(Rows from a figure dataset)
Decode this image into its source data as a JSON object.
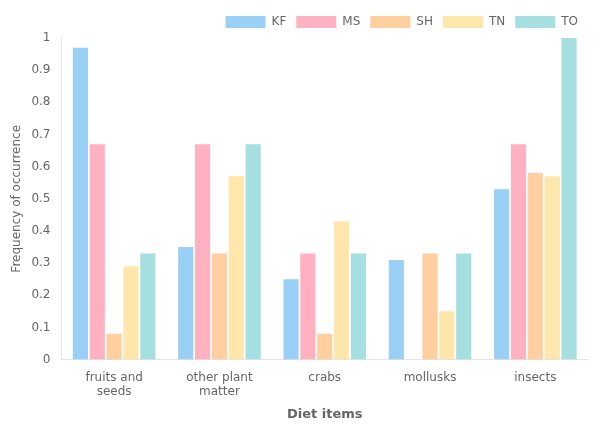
{
  "chart_data": {
    "type": "bar",
    "categories": [
      "fruits and\nseeds",
      "other plant\nmatter",
      "crabs",
      "mollusks",
      "insects"
    ],
    "series": [
      {
        "name": "KF",
        "values": [
          0.97,
          0.35,
          0.25,
          0.31,
          0.53
        ]
      },
      {
        "name": "MS",
        "values": [
          0.67,
          0.67,
          0.33,
          0.0,
          0.67
        ]
      },
      {
        "name": "SH",
        "values": [
          0.08,
          0.33,
          0.08,
          0.33,
          0.58
        ]
      },
      {
        "name": "TN",
        "values": [
          0.29,
          0.57,
          0.43,
          0.15,
          0.57
        ]
      },
      {
        "name": "TO",
        "values": [
          0.33,
          0.67,
          0.33,
          0.33,
          1.0
        ]
      }
    ],
    "xlabel": "Diet items",
    "ylabel": "Frequency of occurrence",
    "ylim": [
      0,
      1.0
    ],
    "yticks": [
      0,
      0.1,
      0.2,
      0.3,
      0.4,
      0.5,
      0.6,
      0.7,
      0.8,
      0.9,
      1
    ],
    "grid": false,
    "legend": "upper right"
  }
}
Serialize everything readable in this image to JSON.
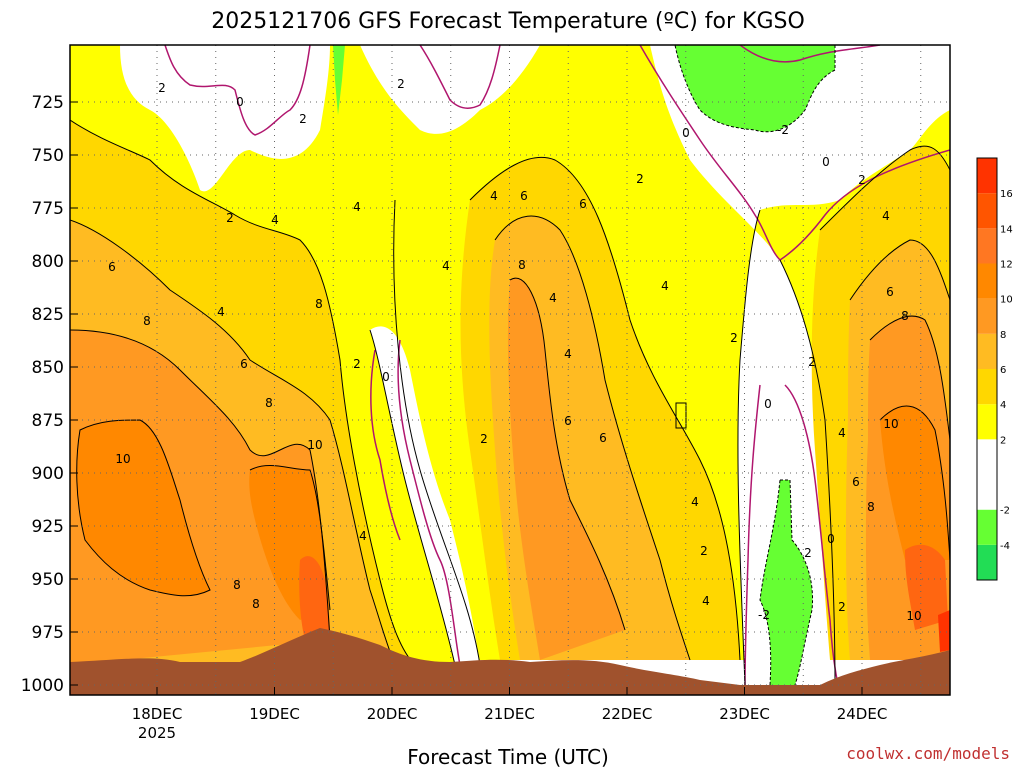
{
  "header": {
    "title": "2025121706 GFS Forecast Temperature (ºC) for KGSO"
  },
  "footer": {
    "xlabel": "Forecast Time (UTC)",
    "credit": "coolwx.com/models"
  },
  "colors": {
    "bands": [
      {
        "range": [
          -6,
          -4
        ],
        "color": "#22dd55"
      },
      {
        "range": [
          -4,
          -2
        ],
        "color": "#66ff33"
      },
      {
        "range": [
          -2,
          2
        ],
        "color": "#ffffff"
      },
      {
        "range": [
          2,
          4
        ],
        "color": "#ffff00"
      },
      {
        "range": [
          4,
          6
        ],
        "color": "#ffd700"
      },
      {
        "range": [
          6,
          8
        ],
        "color": "#ffbb22"
      },
      {
        "range": [
          8,
          10
        ],
        "color": "#ff9922"
      },
      {
        "range": [
          10,
          12
        ],
        "color": "#ff8800"
      },
      {
        "range": [
          12,
          14
        ],
        "color": "#ff7722"
      },
      {
        "range": [
          14,
          16
        ],
        "color": "#ff5500"
      },
      {
        "range": [
          16,
          18
        ],
        "color": "#ff3300"
      }
    ],
    "terrain": "#a0522d",
    "zero_contour": "#b0166e",
    "contour": "#000000"
  },
  "chart_data": {
    "type": "heatmap",
    "title": "2025121706 GFS Forecast Temperature (ºC) for KGSO",
    "xlabel": "Forecast Time (UTC)",
    "ylabel": "",
    "x_tick_labels": [
      "18DEC",
      "19DEC",
      "20DEC",
      "21DEC",
      "22DEC",
      "23DEC",
      "24DEC"
    ],
    "x_year_label": "2025",
    "y_ticks": [
      725,
      750,
      775,
      800,
      825,
      850,
      875,
      900,
      925,
      950,
      975,
      1000
    ],
    "ylim": [
      1000,
      700
    ],
    "y_inverted": true,
    "colorbar_ticks": [
      -4,
      -2,
      2,
      4,
      6,
      8,
      10,
      12,
      14,
      16
    ],
    "contour_levels": [
      -2,
      0,
      2,
      4,
      6,
      8,
      10
    ],
    "grid": true,
    "approx_temperature_by_day": [
      {
        "time": "18DEC",
        "p_975": 9,
        "p_925": 10,
        "p_850": 8,
        "p_775": 4,
        "p_725": 2
      },
      {
        "time": "19DEC",
        "p_975": 11,
        "p_925": 10,
        "p_850": 8,
        "p_775": 4,
        "p_725": 1
      },
      {
        "time": "20DEC",
        "p_975": 2,
        "p_925": 3,
        "p_850": 1,
        "p_775": 4,
        "p_725": 2
      },
      {
        "time": "21DEC",
        "p_975": 8,
        "p_925": 6,
        "p_850": 8,
        "p_775": 6,
        "p_725": 3
      },
      {
        "time": "22DEC",
        "p_975": 8,
        "p_925": 5,
        "p_850": 4,
        "p_775": 2,
        "p_725": 1
      },
      {
        "time": "23DEC",
        "p_975": -1,
        "p_925": -2,
        "p_850": 1,
        "p_775": 0,
        "p_725": -1
      },
      {
        "time": "24DEC",
        "p_975": 10,
        "p_925": 9,
        "p_850": 8,
        "p_775": 4,
        "p_725": 2
      }
    ],
    "contour_labels": [
      "2",
      "0",
      "2",
      "4",
      "6",
      "8",
      "10",
      "2",
      "0",
      "2",
      "4",
      "6",
      "8",
      "4",
      "6",
      "8",
      "10",
      "2",
      "4",
      "6",
      "4",
      "6",
      "4",
      "2",
      "0",
      "-2",
      "2",
      "0",
      "-2",
      "0",
      "2",
      "4",
      "6",
      "8",
      "10",
      "4",
      "6",
      "8",
      "10",
      "2",
      "4",
      "2"
    ]
  }
}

The exercise:
Which lines contain "image"? Copy each of them.

Response to the task:
Decode this image into its source data as a JSON object.
Serialize everything readable in this image to JSON.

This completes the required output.